• Raw records:
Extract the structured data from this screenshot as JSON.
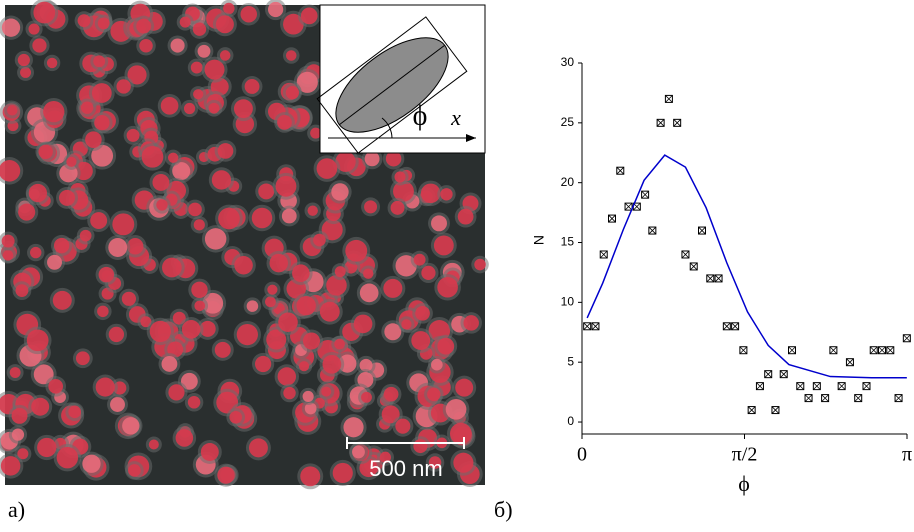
{
  "panel_labels": [
    "a)",
    "б)"
  ],
  "image_panel": {
    "scale_bar": "500 nm",
    "inset_angle_label": "ϕ",
    "inset_axis_label": "x"
  },
  "chart_data": {
    "type": "scatter",
    "xlabel": "ϕ",
    "ylabel": "N",
    "xlim": [
      0,
      3.1416
    ],
    "ylim": [
      -1,
      30
    ],
    "xticks": [
      0,
      {
        "value": 1.5708,
        "label": "π/2"
      },
      {
        "value": 3.1416,
        "label": "π"
      }
    ],
    "yticks": [
      0,
      5,
      10,
      15,
      20,
      25,
      30
    ],
    "series": [
      {
        "mode": "markers",
        "color": "#000000",
        "x": [
          0.05,
          0.13,
          0.21,
          0.29,
          0.37,
          0.45,
          0.53,
          0.61,
          0.68,
          0.76,
          0.84,
          0.92,
          1.0,
          1.08,
          1.16,
          1.24,
          1.32,
          1.4,
          1.48,
          1.56,
          1.64,
          1.72,
          1.8,
          1.87,
          1.95,
          2.03,
          2.11,
          2.19,
          2.27,
          2.35,
          2.43,
          2.51,
          2.59,
          2.67,
          2.75,
          2.82,
          2.9,
          2.98,
          3.06,
          3.14
        ],
        "values": [
          8,
          8,
          14,
          17,
          21,
          18,
          18,
          19,
          16,
          25,
          27,
          25,
          14,
          13,
          16,
          12,
          12,
          8,
          8,
          6,
          1,
          3,
          4,
          1,
          4,
          6,
          3,
          2,
          3,
          2,
          6,
          3,
          5,
          2,
          3,
          6,
          6,
          6,
          2,
          7
        ]
      },
      {
        "mode": "line",
        "color": "#0000cc",
        "x": [
          0.05,
          0.2,
          0.4,
          0.6,
          0.8,
          1.0,
          1.2,
          1.4,
          1.6,
          1.8,
          2.0,
          2.4,
          2.8,
          3.14
        ],
        "values": [
          8.7,
          11.6,
          16.1,
          20.2,
          22.3,
          21.3,
          17.9,
          13.3,
          9.2,
          6.4,
          4.8,
          3.8,
          3.7,
          3.7
        ]
      }
    ]
  }
}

• Task objective:
Extract the full listing exactly, with the pictures left out.

• Response to this exercise:
Extract the structured data from this screenshot as JSON.
{
  "panel_labels": [
    "a)",
    "б)"
  ],
  "image_panel": {
    "scale_bar": "500 nm",
    "inset_angle_label": "ϕ",
    "inset_axis_label": "x"
  },
  "chart_data": {
    "type": "scatter",
    "xlabel": "ϕ",
    "ylabel": "N",
    "xlim": [
      0,
      3.1416
    ],
    "ylim": [
      -1,
      30
    ],
    "xticks": [
      0,
      {
        "value": 1.5708,
        "label": "π/2"
      },
      {
        "value": 3.1416,
        "label": "π"
      }
    ],
    "yticks": [
      0,
      5,
      10,
      15,
      20,
      25,
      30
    ],
    "series": [
      {
        "mode": "markers",
        "color": "#000000",
        "x": [
          0.05,
          0.13,
          0.21,
          0.29,
          0.37,
          0.45,
          0.53,
          0.61,
          0.68,
          0.76,
          0.84,
          0.92,
          1.0,
          1.08,
          1.16,
          1.24,
          1.32,
          1.4,
          1.48,
          1.56,
          1.64,
          1.72,
          1.8,
          1.87,
          1.95,
          2.03,
          2.11,
          2.19,
          2.27,
          2.35,
          2.43,
          2.51,
          2.59,
          2.67,
          2.75,
          2.82,
          2.9,
          2.98,
          3.06,
          3.14
        ],
        "values": [
          8,
          8,
          14,
          17,
          21,
          18,
          18,
          19,
          16,
          25,
          27,
          25,
          14,
          13,
          16,
          12,
          12,
          8,
          8,
          6,
          1,
          3,
          4,
          1,
          4,
          6,
          3,
          2,
          3,
          2,
          6,
          3,
          5,
          2,
          3,
          6,
          6,
          6,
          2,
          7
        ]
      },
      {
        "mode": "line",
        "color": "#0000cc",
        "x": [
          0.05,
          0.2,
          0.4,
          0.6,
          0.8,
          1.0,
          1.2,
          1.4,
          1.6,
          1.8,
          2.0,
          2.4,
          2.8,
          3.14
        ],
        "values": [
          8.7,
          11.6,
          16.1,
          20.2,
          22.3,
          21.3,
          17.9,
          13.3,
          9.2,
          6.4,
          4.8,
          3.8,
          3.7,
          3.7
        ]
      }
    ]
  }
}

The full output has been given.